→ **SHORT TASK**
Restate the full set of records exactly, word for word.

Begin DATA TO PROCESS

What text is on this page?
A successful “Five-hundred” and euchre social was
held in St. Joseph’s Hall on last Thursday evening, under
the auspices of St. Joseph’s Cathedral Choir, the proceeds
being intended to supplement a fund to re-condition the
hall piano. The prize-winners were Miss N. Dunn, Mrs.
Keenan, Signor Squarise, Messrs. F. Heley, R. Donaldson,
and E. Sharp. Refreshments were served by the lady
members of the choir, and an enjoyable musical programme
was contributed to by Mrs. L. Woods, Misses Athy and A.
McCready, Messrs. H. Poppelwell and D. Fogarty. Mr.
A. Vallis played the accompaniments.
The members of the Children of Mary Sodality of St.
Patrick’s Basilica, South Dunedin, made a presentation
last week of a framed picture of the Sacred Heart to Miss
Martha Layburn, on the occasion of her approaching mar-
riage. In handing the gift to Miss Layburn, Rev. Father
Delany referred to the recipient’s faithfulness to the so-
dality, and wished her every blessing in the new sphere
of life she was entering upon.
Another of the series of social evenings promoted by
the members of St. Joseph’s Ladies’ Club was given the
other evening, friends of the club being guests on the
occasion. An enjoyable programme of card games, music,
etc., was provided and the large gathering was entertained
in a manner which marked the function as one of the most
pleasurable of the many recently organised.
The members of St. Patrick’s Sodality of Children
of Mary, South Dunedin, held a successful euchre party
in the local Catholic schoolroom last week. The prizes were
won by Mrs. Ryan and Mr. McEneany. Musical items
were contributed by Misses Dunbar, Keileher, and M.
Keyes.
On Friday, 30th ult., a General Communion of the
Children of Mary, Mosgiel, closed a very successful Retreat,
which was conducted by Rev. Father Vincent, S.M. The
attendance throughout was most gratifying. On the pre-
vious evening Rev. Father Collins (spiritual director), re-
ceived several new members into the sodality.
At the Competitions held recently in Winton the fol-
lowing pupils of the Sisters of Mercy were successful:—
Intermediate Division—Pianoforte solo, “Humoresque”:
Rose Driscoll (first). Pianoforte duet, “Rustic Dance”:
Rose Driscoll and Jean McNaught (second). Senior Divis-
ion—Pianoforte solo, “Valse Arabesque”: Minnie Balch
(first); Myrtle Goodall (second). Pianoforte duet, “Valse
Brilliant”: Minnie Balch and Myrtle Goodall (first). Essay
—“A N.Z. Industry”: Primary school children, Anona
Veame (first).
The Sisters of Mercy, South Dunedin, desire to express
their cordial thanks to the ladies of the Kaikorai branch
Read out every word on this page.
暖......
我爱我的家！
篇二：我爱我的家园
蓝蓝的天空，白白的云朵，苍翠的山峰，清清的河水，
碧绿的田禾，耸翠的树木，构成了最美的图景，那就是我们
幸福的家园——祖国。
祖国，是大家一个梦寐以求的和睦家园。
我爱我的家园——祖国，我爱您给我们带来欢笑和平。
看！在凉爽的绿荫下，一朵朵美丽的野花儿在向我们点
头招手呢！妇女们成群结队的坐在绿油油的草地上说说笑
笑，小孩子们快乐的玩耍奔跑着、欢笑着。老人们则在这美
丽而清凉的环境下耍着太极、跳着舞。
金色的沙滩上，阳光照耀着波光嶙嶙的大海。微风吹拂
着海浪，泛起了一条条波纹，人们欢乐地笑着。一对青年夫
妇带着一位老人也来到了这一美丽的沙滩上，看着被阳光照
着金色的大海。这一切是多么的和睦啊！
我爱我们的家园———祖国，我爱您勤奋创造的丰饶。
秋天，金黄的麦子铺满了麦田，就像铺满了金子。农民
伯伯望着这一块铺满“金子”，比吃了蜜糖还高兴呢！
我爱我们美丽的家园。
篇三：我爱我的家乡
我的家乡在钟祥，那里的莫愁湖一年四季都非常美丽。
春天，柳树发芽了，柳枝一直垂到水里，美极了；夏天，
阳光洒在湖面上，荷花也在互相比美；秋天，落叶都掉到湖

End DATA TO PROCESS

→ **RESPONSE**
What text is on this page?
A successful “Five-hundred” and euchre social was
held in St. Joseph’s Hall on last Thursday evening, under
the auspices of St. Joseph’s Cathedral Choir, the proceeds
being intended to supplement a fund to re-condition the
hall piano. The prize-winners were Miss N. Dunn, Mrs.
Keenan, Signor Squarise, Messrs. F. Heley, R. Donaldson,
and E. Sharp. Refreshments were served by the lady
members of the choir, and an enjoyable musical programme
was contributed to by Mrs. L. Woods, Misses Athy and A.
McCready, Messrs. H. Poppelwell and D. Fogarty. Mr.
A. Vallis played the accompaniments.
The members of the Children of Mary Sodality of St.
Patrick’s Basilica, South Dunedin, made a presentation
last week of a framed picture of the Sacred Heart to Miss
Martha Layburn, on the occasion of her approaching mar-
riage. In handing the gift to Miss Layburn, Rev. Father
Delany referred to the recipient’s faithfulness to the so-
dality, and wished her every blessing in the new sphere
of life she was entering upon.
Another of the series of social evenings promoted by
the members of St. Joseph’s Ladies’ Club was given the
other evening, friends of the club being guests on the
occasion. An enjoyable programme of card games, music,
etc., was provided and the large gathering was entertained
in a manner which marked the function as one of the most
pleasurable of the many recently organised.
The members of St. Patrick’s Sodality of Children
of Mary, South Dunedin, held a successful euchre party
in the local Catholic schoolroom last week. The prizes were
won by Mrs. Ryan and Mr. McEneany. Musical items
were contributed by Misses Dunbar, Keileher, and M.
Keyes.
On Friday, 30th ult., a General Communion of the
Children of Mary, Mosgiel, closed a very successful Retreat,
which was conducted by Rev. Father Vincent, S.M. The
attendance throughout was most gratifying. On the pre-
vious evening Rev. Father Collins (spiritual director), re-
ceived several new members into the sodality.
At the Competitions held recently in Winton the fol-
lowing pupils of the Sisters of Mercy were successful:—
Intermediate Division—Pianoforte solo, “Humoresque”:
Rose Driscoll (first). Pianoforte duet, “Rustic Dance”:
Rose Driscoll and Jean McNaught (second). Senior Divis-
ion—Pianoforte solo, “Valse Arabesque”: Minnie Balch
(first); Myrtle Goodall (second). Pianoforte duet, “Valse
Brilliant”: Minnie Balch and Myrtle Goodall (first). Essay
—“A N.Z. Industry”: Primary school children, Anona
Veame (first).
The Sisters of Mercy, South Dunedin, desire to express
their cordial thanks to the ladies of the Kaikorai branch
Read out every word on this page.
暖......
我爱我的家！
篇二：我爱我的家园
蓝蓝的天空，白白的云朵，苍翠的山峰，清清的河水，
碧绿的田禾，耸翠的树木，构成了最美的图景，那就是我们
幸福的家园——祖国。
祖国，是大家一个梦寐以求的和睦家园。
我爱我的家园——祖国，我爱您给我们带来欢笑和平。
看！在凉爽的绿荫下，一朵朵美丽的野花儿在向我们点
头招手呢！妇女们成群结队的坐在绿油油的草地上说说笑
笑，小孩子们快乐的玩耍奔跑着、欢笑着。老人们则在这美
丽而清凉的环境下耍着太极、跳着舞。
金色的沙滩上，阳光照耀着波光嶙嶙的大海。微风吹拂
着海浪，泛起了一条条波纹，人们欢乐地笑着。一对青年夫
妇带着一位老人也来到了这一美丽的沙滩上，看着被阳光照
着金色的大海。这一切是多么的和睦啊！
我爱我们的家园———祖国，我爱您勤奋创造的丰饶。
秋天，金黄的麦子铺满了麦田，就像铺满了金子。农民
伯伯望着这一块铺满“金子”，比吃了蜜糖还高兴呢！
我爱我们美丽的家园。
篇三：我爱我的家乡
我的家乡在钟祥，那里的莫愁湖一年四季都非常美丽。
春天，柳树发芽了，柳枝一直垂到水里，美极了；夏天，
阳光洒在湖面上，荷花也在互相比美；秋天，落叶都掉到湖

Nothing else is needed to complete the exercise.